Exercise
Give a verbatim quotation of every record.

Data to use
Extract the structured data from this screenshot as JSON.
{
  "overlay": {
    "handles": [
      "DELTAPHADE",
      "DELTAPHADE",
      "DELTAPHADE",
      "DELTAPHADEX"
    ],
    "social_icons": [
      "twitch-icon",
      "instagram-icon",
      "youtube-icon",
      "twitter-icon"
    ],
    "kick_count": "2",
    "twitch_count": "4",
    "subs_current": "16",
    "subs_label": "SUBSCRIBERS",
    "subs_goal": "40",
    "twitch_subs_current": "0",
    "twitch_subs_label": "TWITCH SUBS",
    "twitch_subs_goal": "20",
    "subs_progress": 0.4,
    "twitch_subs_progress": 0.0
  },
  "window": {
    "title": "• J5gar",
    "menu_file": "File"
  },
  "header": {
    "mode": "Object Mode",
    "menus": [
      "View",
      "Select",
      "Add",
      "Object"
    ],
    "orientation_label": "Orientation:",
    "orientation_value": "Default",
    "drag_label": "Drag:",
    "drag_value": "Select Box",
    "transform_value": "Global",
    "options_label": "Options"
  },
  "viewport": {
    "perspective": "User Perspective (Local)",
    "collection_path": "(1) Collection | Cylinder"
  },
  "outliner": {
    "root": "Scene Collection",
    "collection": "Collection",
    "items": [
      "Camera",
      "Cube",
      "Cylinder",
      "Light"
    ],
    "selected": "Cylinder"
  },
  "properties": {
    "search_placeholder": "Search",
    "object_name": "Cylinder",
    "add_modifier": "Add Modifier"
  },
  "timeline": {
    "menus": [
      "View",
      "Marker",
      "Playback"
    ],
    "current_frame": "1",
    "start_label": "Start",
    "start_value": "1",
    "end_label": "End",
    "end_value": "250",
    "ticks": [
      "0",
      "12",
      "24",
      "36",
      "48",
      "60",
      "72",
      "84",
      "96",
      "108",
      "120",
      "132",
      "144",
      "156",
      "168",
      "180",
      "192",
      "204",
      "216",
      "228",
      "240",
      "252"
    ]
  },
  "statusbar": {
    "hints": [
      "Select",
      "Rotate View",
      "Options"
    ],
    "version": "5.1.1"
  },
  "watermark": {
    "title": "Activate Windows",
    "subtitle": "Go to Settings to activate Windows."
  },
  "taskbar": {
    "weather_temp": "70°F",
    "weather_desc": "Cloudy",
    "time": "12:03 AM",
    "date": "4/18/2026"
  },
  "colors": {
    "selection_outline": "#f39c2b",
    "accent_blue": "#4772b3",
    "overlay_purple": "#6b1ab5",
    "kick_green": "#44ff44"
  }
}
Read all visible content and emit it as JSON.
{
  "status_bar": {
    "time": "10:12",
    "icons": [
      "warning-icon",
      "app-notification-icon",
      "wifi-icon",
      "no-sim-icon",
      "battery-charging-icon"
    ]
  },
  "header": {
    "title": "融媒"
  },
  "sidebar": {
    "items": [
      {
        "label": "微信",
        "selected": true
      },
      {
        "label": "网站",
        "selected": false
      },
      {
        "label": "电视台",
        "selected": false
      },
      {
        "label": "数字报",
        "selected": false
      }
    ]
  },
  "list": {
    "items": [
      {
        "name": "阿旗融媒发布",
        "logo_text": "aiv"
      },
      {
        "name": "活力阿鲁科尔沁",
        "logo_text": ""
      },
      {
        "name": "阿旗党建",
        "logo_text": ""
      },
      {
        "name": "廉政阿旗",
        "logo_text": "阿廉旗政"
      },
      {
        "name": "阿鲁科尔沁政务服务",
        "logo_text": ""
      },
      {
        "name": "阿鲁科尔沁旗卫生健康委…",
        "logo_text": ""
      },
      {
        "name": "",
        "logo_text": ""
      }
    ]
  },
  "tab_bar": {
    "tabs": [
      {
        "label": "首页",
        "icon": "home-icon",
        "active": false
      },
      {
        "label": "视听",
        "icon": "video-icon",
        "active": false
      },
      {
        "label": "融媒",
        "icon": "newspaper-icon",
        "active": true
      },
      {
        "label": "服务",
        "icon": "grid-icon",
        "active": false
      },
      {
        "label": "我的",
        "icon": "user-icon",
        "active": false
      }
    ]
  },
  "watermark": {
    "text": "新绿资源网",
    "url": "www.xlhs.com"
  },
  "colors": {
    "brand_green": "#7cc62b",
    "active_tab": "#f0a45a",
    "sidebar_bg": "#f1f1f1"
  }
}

Correct response
Extract the structured data from this screenshot as JSON.
{
  "overlay": {
    "handles": [
      "DELTAPHADE",
      "DELTAPHADE",
      "DELTAPHADE",
      "DELTAPHADEX"
    ],
    "social_icons": [
      "twitch-icon",
      "instagram-icon",
      "youtube-icon",
      "twitter-icon"
    ],
    "kick_count": "2",
    "twitch_count": "4",
    "subs_current": "16",
    "subs_label": "SUBSCRIBERS",
    "subs_goal": "40",
    "twitch_subs_current": "0",
    "twitch_subs_label": "TWITCH SUBS",
    "twitch_subs_goal": "20",
    "subs_progress": 0.4,
    "twitch_subs_progress": 0.0
  },
  "window": {
    "title": "• J5gar",
    "menu_file": "File"
  },
  "header": {
    "mode": "Object Mode",
    "menus": [
      "View",
      "Select",
      "Add",
      "Object"
    ],
    "orientation_label": "Orientation:",
    "orientation_value": "Default",
    "drag_label": "Drag:",
    "drag_value": "Select Box",
    "transform_value": "Global",
    "options_label": "Options"
  },
  "viewport": {
    "perspective": "User Perspective (Local)",
    "collection_path": "(1) Collection | Cylinder"
  },
  "outliner": {
    "root": "Scene Collection",
    "collection": "Collection",
    "items": [
      "Camera",
      "Cube",
      "Cylinder",
      "Light"
    ],
    "selected": "Cylinder"
  },
  "properties": {
    "search_placeholder": "Search",
    "object_name": "Cylinder",
    "add_modifier": "Add Modifier"
  },
  "timeline": {
    "menus": [
      "View",
      "Marker",
      "Playback"
    ],
    "current_frame": "1",
    "start_label": "Start",
    "start_value": "1",
    "end_label": "End",
    "end_value": "250",
    "ticks": [
      "0",
      "12",
      "24",
      "36",
      "48",
      "60",
      "72",
      "84",
      "96",
      "108",
      "120",
      "132",
      "144",
      "156",
      "168",
      "180",
      "192",
      "204",
      "216",
      "228",
      "240",
      "252"
    ]
  },
  "statusbar": {
    "hints": [
      "Select",
      "Rotate View",
      "Options"
    ],
    "version": "5.1.1"
  },
  "watermark": {
    "title": "Activate Windows",
    "subtitle": "Go to Settings to activate Windows."
  },
  "taskbar": {
    "weather_temp": "70°F",
    "weather_desc": "Cloudy",
    "time": "12:03 AM",
    "date": "4/18/2026"
  },
  "colors": {
    "selection_outline": "#f39c2b",
    "accent_blue": "#4772b3",
    "overlay_purple": "#6b1ab5",
    "kick_green": "#44ff44"
  }
}
Read all visible content and emit it as JSON.
{
  "status_bar": {
    "time": "10:12",
    "icons": [
      "warning-icon",
      "app-notification-icon",
      "wifi-icon",
      "no-sim-icon",
      "battery-charging-icon"
    ]
  },
  "header": {
    "title": "融媒"
  },
  "sidebar": {
    "items": [
      {
        "label": "微信",
        "selected": true
      },
      {
        "label": "网站",
        "selected": false
      },
      {
        "label": "电视台",
        "selected": false
      },
      {
        "label": "数字报",
        "selected": false
      }
    ]
  },
  "list": {
    "items": [
      {
        "name": "阿旗融媒发布",
        "logo_text": "aiv"
      },
      {
        "name": "活力阿鲁科尔沁",
        "logo_text": ""
      },
      {
        "name": "阿旗党建",
        "logo_text": ""
      },
      {
        "name": "廉政阿旗",
        "logo_text": "阿廉旗政"
      },
      {
        "name": "阿鲁科尔沁政务服务",
        "logo_text": ""
      },
      {
        "name": "阿鲁科尔沁旗卫生健康委…",
        "logo_text": ""
      },
      {
        "name": "",
        "logo_text": ""
      }
    ]
  },
  "tab_bar": {
    "tabs": [
      {
        "label": "首页",
        "icon": "home-icon",
        "active": false
      },
      {
        "label": "视听",
        "icon": "video-icon",
        "active": false
      },
      {
        "label": "融媒",
        "icon": "newspaper-icon",
        "active": true
      },
      {
        "label": "服务",
        "icon": "grid-icon",
        "active": false
      },
      {
        "label": "我的",
        "icon": "user-icon",
        "active": false
      }
    ]
  },
  "watermark": {
    "text": "新绿资源网",
    "url": "www.xlhs.com"
  },
  "colors": {
    "brand_green": "#7cc62b",
    "active_tab": "#f0a45a",
    "sidebar_bg": "#f1f1f1"
  }
}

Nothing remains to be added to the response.